— Start of DATA PROVIDED —
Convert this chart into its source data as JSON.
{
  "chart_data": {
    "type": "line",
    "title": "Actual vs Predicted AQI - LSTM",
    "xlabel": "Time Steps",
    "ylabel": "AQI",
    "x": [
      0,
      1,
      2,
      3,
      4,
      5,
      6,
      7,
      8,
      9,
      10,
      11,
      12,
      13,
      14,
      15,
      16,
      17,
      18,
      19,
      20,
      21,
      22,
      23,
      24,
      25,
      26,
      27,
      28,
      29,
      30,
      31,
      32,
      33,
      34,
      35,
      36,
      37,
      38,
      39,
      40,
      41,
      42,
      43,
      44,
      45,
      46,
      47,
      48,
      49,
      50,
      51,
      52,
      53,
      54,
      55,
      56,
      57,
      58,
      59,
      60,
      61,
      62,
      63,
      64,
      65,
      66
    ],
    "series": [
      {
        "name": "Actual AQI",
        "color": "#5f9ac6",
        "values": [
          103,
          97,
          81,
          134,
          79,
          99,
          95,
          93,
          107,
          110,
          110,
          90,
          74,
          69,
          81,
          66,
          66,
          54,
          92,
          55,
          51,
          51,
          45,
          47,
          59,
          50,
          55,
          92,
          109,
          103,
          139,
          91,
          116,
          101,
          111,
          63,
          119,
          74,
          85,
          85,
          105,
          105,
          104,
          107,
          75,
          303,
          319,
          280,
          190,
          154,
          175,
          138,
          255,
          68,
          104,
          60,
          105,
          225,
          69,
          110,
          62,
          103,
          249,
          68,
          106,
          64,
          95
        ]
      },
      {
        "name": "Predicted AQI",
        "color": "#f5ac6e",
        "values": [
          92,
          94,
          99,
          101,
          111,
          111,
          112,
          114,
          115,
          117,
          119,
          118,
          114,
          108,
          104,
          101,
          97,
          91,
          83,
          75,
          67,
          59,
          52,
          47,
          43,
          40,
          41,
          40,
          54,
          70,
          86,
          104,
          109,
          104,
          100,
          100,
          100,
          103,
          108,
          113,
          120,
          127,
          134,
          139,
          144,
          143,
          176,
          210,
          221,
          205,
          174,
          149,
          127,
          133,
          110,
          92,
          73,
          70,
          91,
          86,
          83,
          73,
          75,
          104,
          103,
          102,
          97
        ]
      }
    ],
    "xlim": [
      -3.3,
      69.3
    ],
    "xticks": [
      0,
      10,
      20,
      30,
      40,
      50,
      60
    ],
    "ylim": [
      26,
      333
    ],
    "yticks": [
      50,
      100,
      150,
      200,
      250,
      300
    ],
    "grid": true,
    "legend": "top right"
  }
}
— End of DATA PROVIDED —
Print the whole listing exactly as it is.

Convert this chart into its source data as JSON.
{
  "chart_data": {
    "type": "line",
    "title": "Actual vs Predicted AQI - LSTM",
    "xlabel": "Time Steps",
    "ylabel": "AQI",
    "x": [
      0,
      1,
      2,
      3,
      4,
      5,
      6,
      7,
      8,
      9,
      10,
      11,
      12,
      13,
      14,
      15,
      16,
      17,
      18,
      19,
      20,
      21,
      22,
      23,
      24,
      25,
      26,
      27,
      28,
      29,
      30,
      31,
      32,
      33,
      34,
      35,
      36,
      37,
      38,
      39,
      40,
      41,
      42,
      43,
      44,
      45,
      46,
      47,
      48,
      49,
      50,
      51,
      52,
      53,
      54,
      55,
      56,
      57,
      58,
      59,
      60,
      61,
      62,
      63,
      64,
      65,
      66
    ],
    "series": [
      {
        "name": "Actual AQI",
        "color": "#5f9ac6",
        "values": [
          103,
          97,
          81,
          134,
          79,
          99,
          95,
          93,
          107,
          110,
          110,
          90,
          74,
          69,
          81,
          66,
          66,
          54,
          92,
          55,
          51,
          51,
          45,
          47,
          59,
          50,
          55,
          92,
          109,
          103,
          139,
          91,
          116,
          101,
          111,
          63,
          119,
          74,
          85,
          85,
          105,
          105,
          104,
          107,
          75,
          303,
          319,
          280,
          190,
          154,
          175,
          138,
          255,
          68,
          104,
          60,
          105,
          225,
          69,
          110,
          62,
          103,
          249,
          68,
          106,
          64,
          95
        ]
      },
      {
        "name": "Predicted AQI",
        "color": "#f5ac6e",
        "values": [
          92,
          94,
          99,
          101,
          111,
          111,
          112,
          114,
          115,
          117,
          119,
          118,
          114,
          108,
          104,
          101,
          97,
          91,
          83,
          75,
          67,
          59,
          52,
          47,
          43,
          40,
          41,
          40,
          54,
          70,
          86,
          104,
          109,
          104,
          100,
          100,
          100,
          103,
          108,
          113,
          120,
          127,
          134,
          139,
          144,
          143,
          176,
          210,
          221,
          205,
          174,
          149,
          127,
          133,
          110,
          92,
          73,
          70,
          91,
          86,
          83,
          73,
          75,
          104,
          103,
          102,
          97
        ]
      }
    ],
    "xlim": [
      -3.3,
      69.3
    ],
    "xticks": [
      0,
      10,
      20,
      30,
      40,
      50,
      60
    ],
    "ylim": [
      26,
      333
    ],
    "yticks": [
      50,
      100,
      150,
      200,
      250,
      300
    ],
    "grid": true,
    "legend": "top right"
  }
}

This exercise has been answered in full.